- Given task
Using the listing below, please gather every line containing the word "value".

[Stored entries]
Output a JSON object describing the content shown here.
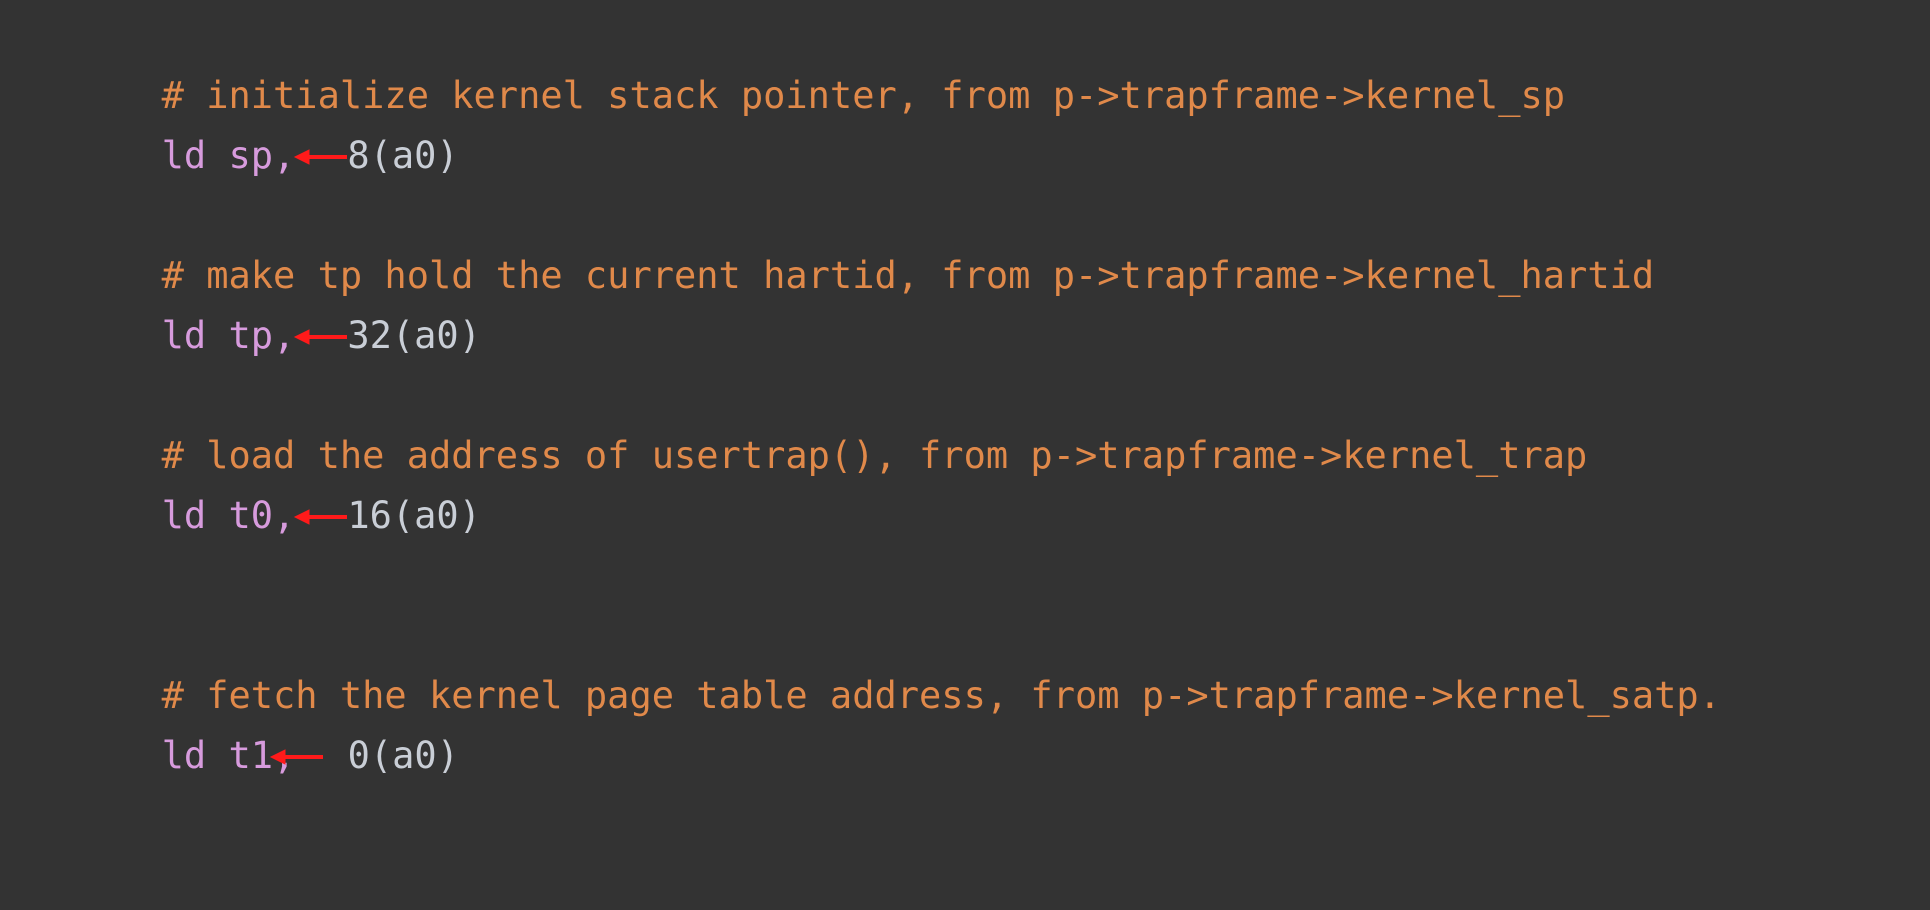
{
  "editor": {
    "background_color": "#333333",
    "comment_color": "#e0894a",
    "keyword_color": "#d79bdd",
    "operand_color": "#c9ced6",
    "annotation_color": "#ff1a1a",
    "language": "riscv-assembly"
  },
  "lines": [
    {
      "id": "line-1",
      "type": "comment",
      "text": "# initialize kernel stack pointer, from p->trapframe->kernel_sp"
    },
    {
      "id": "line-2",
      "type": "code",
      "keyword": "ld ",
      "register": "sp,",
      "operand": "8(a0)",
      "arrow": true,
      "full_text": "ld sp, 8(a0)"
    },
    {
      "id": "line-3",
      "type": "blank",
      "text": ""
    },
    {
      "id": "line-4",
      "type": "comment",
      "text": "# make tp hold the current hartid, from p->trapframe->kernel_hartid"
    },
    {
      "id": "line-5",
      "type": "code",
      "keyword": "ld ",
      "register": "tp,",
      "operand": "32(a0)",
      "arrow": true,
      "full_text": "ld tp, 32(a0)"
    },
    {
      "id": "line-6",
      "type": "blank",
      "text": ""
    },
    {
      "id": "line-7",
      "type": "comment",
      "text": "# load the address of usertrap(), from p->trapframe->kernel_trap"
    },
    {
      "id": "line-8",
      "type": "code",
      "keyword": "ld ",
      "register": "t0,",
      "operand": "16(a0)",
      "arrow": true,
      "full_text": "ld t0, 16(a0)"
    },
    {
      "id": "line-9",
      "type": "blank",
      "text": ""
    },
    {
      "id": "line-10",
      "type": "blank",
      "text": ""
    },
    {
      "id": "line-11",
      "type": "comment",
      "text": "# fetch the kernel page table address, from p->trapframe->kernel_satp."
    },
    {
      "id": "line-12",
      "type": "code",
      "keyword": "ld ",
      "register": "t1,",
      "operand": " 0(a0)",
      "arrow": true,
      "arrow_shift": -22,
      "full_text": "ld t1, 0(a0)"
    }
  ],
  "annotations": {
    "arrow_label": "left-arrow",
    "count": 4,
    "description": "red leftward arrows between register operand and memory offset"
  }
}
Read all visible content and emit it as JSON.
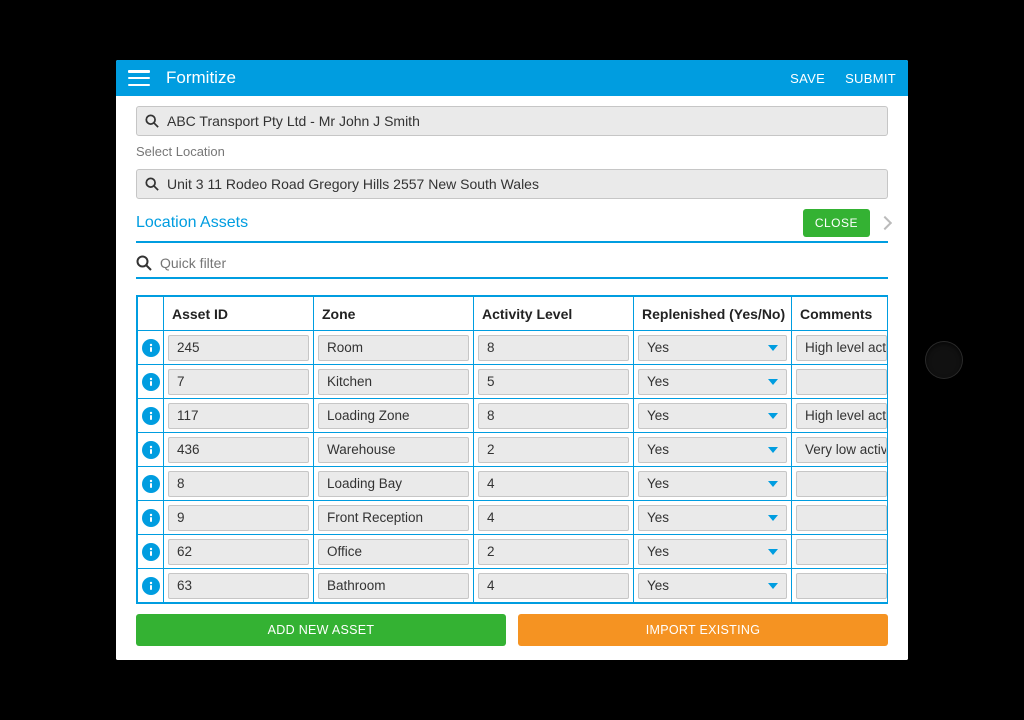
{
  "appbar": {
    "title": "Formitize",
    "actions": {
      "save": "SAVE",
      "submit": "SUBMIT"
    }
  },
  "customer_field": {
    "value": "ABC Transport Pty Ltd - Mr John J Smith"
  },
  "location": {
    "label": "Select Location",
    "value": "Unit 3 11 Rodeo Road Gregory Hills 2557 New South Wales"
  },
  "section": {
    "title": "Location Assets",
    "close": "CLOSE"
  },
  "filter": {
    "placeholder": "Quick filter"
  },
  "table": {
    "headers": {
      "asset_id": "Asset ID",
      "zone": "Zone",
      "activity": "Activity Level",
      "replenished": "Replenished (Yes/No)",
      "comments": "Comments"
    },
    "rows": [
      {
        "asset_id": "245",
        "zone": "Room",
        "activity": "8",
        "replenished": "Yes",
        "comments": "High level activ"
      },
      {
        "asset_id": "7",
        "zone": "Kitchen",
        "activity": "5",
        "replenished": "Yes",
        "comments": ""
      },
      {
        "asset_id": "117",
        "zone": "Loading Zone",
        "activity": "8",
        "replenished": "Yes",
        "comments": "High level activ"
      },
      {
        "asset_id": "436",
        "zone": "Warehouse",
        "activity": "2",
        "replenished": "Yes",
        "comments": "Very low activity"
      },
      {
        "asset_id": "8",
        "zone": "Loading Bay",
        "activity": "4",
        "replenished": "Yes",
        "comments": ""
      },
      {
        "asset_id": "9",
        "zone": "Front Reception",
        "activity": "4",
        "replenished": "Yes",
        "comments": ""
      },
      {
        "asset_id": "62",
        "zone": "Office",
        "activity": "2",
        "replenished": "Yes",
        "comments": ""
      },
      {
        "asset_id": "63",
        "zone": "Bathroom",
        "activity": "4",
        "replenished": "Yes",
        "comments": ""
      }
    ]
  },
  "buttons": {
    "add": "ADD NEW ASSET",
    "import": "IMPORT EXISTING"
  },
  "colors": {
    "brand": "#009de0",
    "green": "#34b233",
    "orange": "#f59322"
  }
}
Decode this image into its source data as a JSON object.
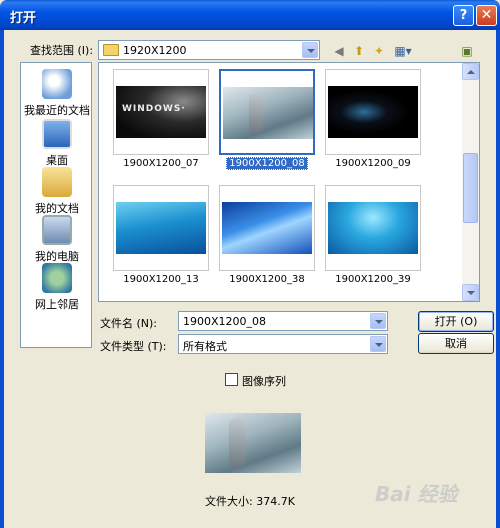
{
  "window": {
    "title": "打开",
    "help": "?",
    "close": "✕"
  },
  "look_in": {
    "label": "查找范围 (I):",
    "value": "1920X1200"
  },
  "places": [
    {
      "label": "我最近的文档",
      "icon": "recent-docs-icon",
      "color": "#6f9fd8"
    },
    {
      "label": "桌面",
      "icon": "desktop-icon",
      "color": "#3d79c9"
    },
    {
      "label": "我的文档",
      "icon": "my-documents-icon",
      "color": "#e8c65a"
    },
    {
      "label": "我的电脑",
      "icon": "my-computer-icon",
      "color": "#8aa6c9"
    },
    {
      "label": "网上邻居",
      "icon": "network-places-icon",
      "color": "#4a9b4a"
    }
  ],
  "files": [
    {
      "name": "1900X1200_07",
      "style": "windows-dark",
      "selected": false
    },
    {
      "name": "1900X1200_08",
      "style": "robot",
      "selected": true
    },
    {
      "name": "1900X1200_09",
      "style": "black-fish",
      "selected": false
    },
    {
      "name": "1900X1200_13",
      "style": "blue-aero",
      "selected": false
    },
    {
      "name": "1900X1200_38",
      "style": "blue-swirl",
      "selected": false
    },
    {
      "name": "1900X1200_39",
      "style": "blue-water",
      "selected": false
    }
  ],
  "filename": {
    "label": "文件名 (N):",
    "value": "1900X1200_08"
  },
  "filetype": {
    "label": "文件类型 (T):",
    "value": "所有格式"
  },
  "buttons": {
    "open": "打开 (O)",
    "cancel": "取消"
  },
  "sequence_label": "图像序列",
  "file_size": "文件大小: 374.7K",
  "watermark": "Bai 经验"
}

- Solution for this task
    "value": "ABC Transport Pty Ltd - Mr John J Smith"
    "value": "Unit 3 11 Rodeo Road Gregory Hills 2557 New South Wales"
    "value": "1920X1200"
    "value": "1900X1200_08"
    "value": "所有格式"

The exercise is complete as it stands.